What to work on:
(a) Translate this sentence from the AWS best practices text into Spanish: "Availability: A highly available architecture is required for any application."
(b) In the records, take the lines from the first one through the line with "Bar: [1533, 1086, 1782, 1168]" and rewrite them with "Ellipse shape" swapped for "Oval shape", leaving everything else the same.

Extracted text:
AWS Partner: Well-Architected Best Practices

AWS Well-Architected Framework Best Practices

Automation: Most of the operational tasks are performed manually. AnyCompany wants to automate some of the operational tasks and provide visibility into important performance metrics, such as memory and disk use. Additionally, a centralized log monitoring for the database and application is needed.
Availability: A highly available architecture is required for any application.
Security: This is a top priority. The more insights available related to this topic, and we can use aws cloud services to provide more security.
Rightsizing Amazon EC2 instances: AnyCompany is not sure about the initial decision to use a t3.micro EC2 instance to host the application. The company does not want to sacrifice performance. AnyCompany people want to do some stress tests for the application, especially because they are expecting an increase in the demand on the application in the near future.
Cost: Some applications are not using approved instance types in accordance with AnyCompany’s architecture standard. This has increased unnecessary cost due to over-provisioned resources in non-production environments.

The architecture is an Amazon VPC containing 2 Availability Zones. There are 6 total subnets in the environment, with each Availability Zone having 3 of the subnets. The subnets are labelled and divided per Availability Zone as such: 1 public subnet, 1 private subnet, and 1 db private subnet. Each of the private subnets is part of an Auto Scaling group and contains 1 web server each. Each of the db private subnets contain 1 Amazon RDS instance each. Internet traffic flows into an internet gateway, to an application load balancer residing in the public subnets, then to the auto scaling group in the private subnets, and finally to the Amazon RDS primary instance in the db private subnet. Supporting management, automation & monitoring services for the environment are: Amazon CloudWatch, AWS CloudTrail, AWS CloudFormation, AWS Config, and AWS Systems Manager. Supporting security services for the environment are AWS Identity and Access Management, and AWS Secrets Manager.

Provided information:

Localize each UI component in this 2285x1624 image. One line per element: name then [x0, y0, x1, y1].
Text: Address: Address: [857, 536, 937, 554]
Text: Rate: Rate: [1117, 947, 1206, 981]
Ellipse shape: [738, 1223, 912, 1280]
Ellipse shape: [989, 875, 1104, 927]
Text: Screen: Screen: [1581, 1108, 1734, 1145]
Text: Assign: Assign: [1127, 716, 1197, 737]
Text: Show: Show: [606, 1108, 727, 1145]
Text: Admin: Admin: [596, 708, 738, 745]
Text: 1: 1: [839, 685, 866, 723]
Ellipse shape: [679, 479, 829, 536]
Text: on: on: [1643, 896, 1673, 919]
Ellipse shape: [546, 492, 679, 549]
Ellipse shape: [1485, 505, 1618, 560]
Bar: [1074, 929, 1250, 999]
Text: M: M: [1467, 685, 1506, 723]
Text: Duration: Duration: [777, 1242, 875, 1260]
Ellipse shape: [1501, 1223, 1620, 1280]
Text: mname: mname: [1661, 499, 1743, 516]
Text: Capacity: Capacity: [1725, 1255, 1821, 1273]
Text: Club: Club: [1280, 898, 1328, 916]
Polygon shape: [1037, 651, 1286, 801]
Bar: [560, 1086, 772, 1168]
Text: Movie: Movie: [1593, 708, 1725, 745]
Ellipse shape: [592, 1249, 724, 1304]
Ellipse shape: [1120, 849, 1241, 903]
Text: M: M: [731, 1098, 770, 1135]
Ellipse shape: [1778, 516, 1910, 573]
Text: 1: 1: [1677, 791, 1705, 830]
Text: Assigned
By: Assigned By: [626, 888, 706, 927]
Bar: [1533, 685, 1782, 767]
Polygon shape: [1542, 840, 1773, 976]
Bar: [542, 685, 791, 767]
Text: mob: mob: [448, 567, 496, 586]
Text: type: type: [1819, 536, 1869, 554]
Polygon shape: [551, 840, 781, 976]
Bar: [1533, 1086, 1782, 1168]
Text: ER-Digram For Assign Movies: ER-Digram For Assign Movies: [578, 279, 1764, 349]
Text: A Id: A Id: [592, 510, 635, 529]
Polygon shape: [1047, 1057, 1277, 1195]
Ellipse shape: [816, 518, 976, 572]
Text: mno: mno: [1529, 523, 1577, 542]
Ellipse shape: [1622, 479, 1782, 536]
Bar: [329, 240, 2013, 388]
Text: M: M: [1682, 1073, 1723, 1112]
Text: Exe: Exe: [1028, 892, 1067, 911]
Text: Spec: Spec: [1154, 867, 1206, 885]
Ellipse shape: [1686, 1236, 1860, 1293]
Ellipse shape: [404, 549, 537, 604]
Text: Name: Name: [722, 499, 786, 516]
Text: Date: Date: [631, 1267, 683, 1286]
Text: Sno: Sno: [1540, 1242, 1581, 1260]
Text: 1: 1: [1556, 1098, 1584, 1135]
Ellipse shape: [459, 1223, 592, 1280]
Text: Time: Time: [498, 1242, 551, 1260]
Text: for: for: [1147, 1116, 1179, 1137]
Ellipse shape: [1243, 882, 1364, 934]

Exercise results:
(a) Disponibilidad: se requiere una arquitectura de alta disponibilidad para cualquier aplicación.

(b)
Localize each UI component in this 2285x1624 image. One line per element: name then [x0, y0, x1, y1].
Text: Address: Address: [857, 536, 937, 554]
Text: Rate: Rate: [1117, 947, 1206, 981]
Oval shape: [738, 1223, 912, 1280]
Oval shape: [989, 875, 1104, 927]
Text: Screen: Screen: [1581, 1108, 1734, 1145]
Text: Assign: Assign: [1127, 716, 1197, 737]
Text: Show: Show: [606, 1108, 727, 1145]
Text: Admin: Admin: [596, 708, 738, 745]
Text: 1: 1: [839, 685, 866, 723]
Oval shape: [679, 479, 829, 536]
Text: on: on: [1643, 896, 1673, 919]
Oval shape: [546, 492, 679, 549]
Oval shape: [1485, 505, 1618, 560]
Bar: [1074, 929, 1250, 999]
Text: M: M: [1467, 685, 1506, 723]
Text: Duration: Duration: [777, 1242, 875, 1260]
Oval shape: [1501, 1223, 1620, 1280]
Text: mname: mname: [1661, 499, 1743, 516]
Text: Capacity: Capacity: [1725, 1255, 1821, 1273]
Text: Club: Club: [1280, 898, 1328, 916]
Polygon shape: [1037, 651, 1286, 801]
Bar: [560, 1086, 772, 1168]
Text: Movie: Movie: [1593, 708, 1725, 745]
Oval shape: [592, 1249, 724, 1304]
Oval shape: [1120, 849, 1241, 903]
Text: M: M: [731, 1098, 770, 1135]
Oval shape: [1778, 516, 1910, 573]
Text: 1: 1: [1677, 791, 1705, 830]
Text: Assigned
By: Assigned By: [626, 888, 706, 927]
Bar: [1533, 685, 1782, 767]
Polygon shape: [1542, 840, 1773, 976]
Bar: [542, 685, 791, 767]
Text: mob: mob: [448, 567, 496, 586]
Text: type: type: [1819, 536, 1869, 554]
Polygon shape: [551, 840, 781, 976]
Bar: [1533, 1086, 1782, 1168]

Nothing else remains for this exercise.